* BEGIN Record excerpts *

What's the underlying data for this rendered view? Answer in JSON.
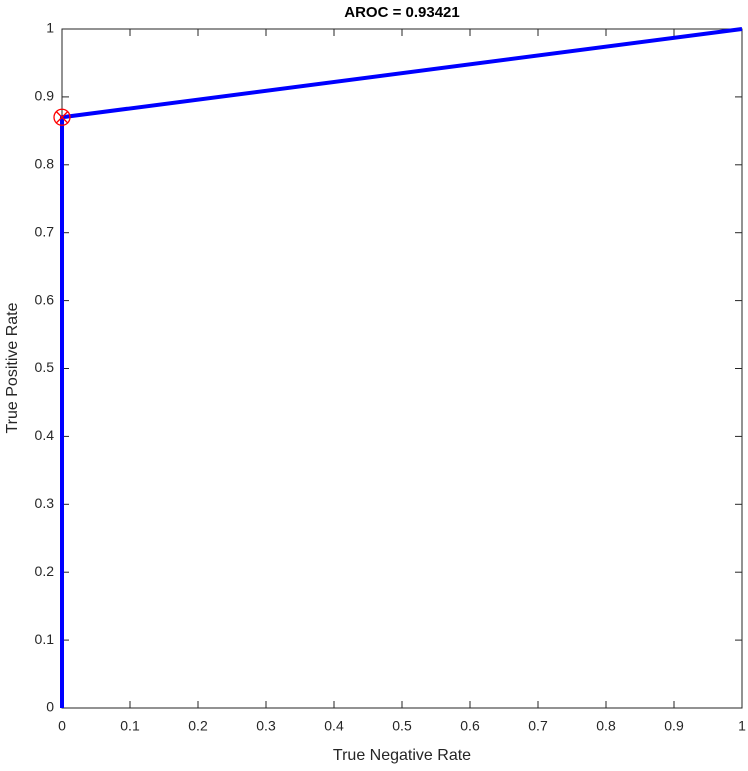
{
  "chart_data": {
    "type": "line",
    "title": "AROC = 0.93421",
    "xlabel": "True Negative Rate",
    "ylabel": "True Positive Rate",
    "series": [
      {
        "color": "#0000ff",
        "x": [
          0,
          0,
          1
        ],
        "values": [
          0,
          0.87,
          1
        ]
      }
    ],
    "highlight": {
      "x": 0,
      "y": 0.87,
      "color": "#ff0000"
    },
    "xlim": [
      0,
      1
    ],
    "ylim": [
      0,
      1
    ],
    "xticks": [
      0,
      0.1,
      0.2,
      0.3,
      0.4,
      0.5,
      0.6,
      0.7,
      0.8,
      0.9,
      1
    ],
    "yticks": [
      0,
      0.1,
      0.2,
      0.3,
      0.4,
      0.5,
      0.6,
      0.7,
      0.8,
      0.9,
      1
    ],
    "box": true
  }
}
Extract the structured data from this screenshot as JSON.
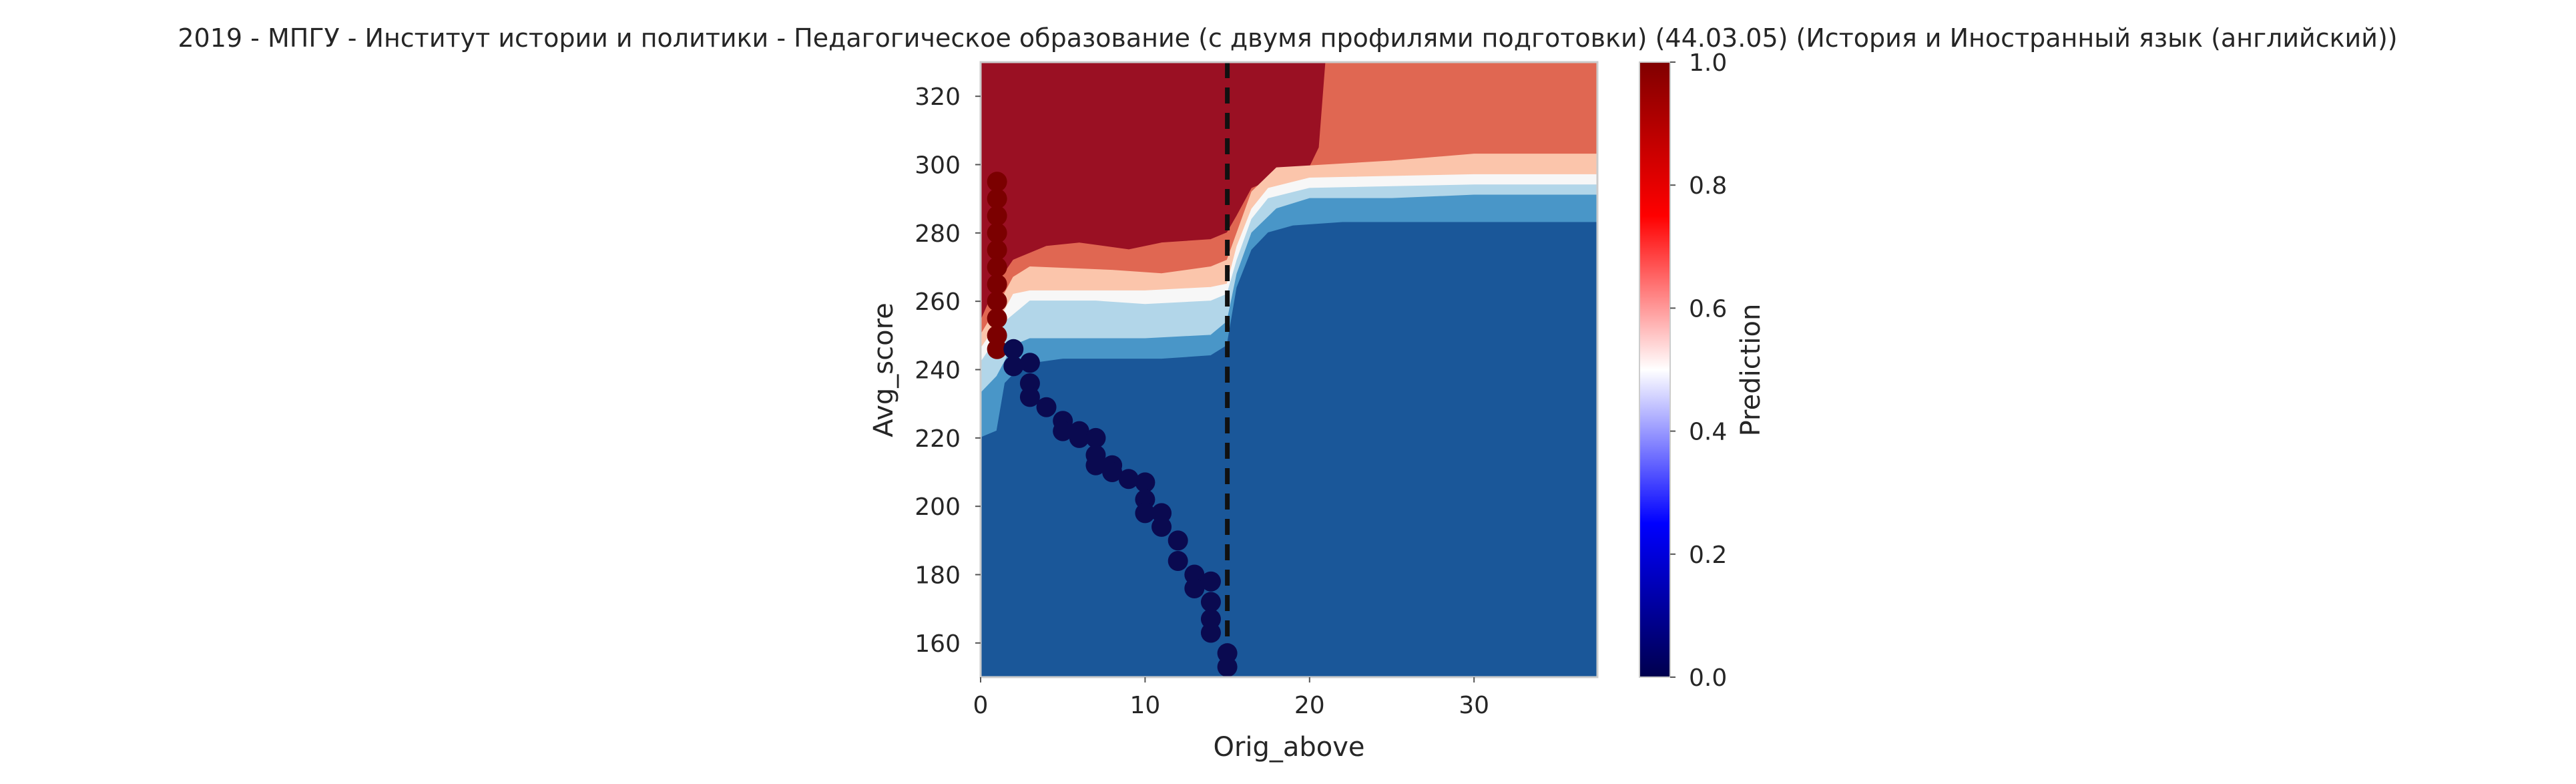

* END Record excerpts *

**Task to carry out:** Skip the images and write out the rest of the listing exactly.

**Output for this exercise:**
What's the underlying data for this rendered view? Answer in JSON.
{
  "chart_data": {
    "type": "line",
    "title": "AROC = 0.93421",
    "xlabel": "True Negative Rate",
    "ylabel": "True Positive Rate",
    "series": [
      {
        "color": "#0000ff",
        "x": [
          0,
          0,
          1
        ],
        "values": [
          0,
          0.87,
          1
        ]
      }
    ],
    "highlight": {
      "x": 0,
      "y": 0.87,
      "color": "#ff0000"
    },
    "xlim": [
      0,
      1
    ],
    "ylim": [
      0,
      1
    ],
    "xticks": [
      0,
      0.1,
      0.2,
      0.3,
      0.4,
      0.5,
      0.6,
      0.7,
      0.8,
      0.9,
      1
    ],
    "yticks": [
      0,
      0.1,
      0.2,
      0.3,
      0.4,
      0.5,
      0.6,
      0.7,
      0.8,
      0.9,
      1
    ],
    "box": true
  }
}
Extract the structured data from this screenshot as JSON.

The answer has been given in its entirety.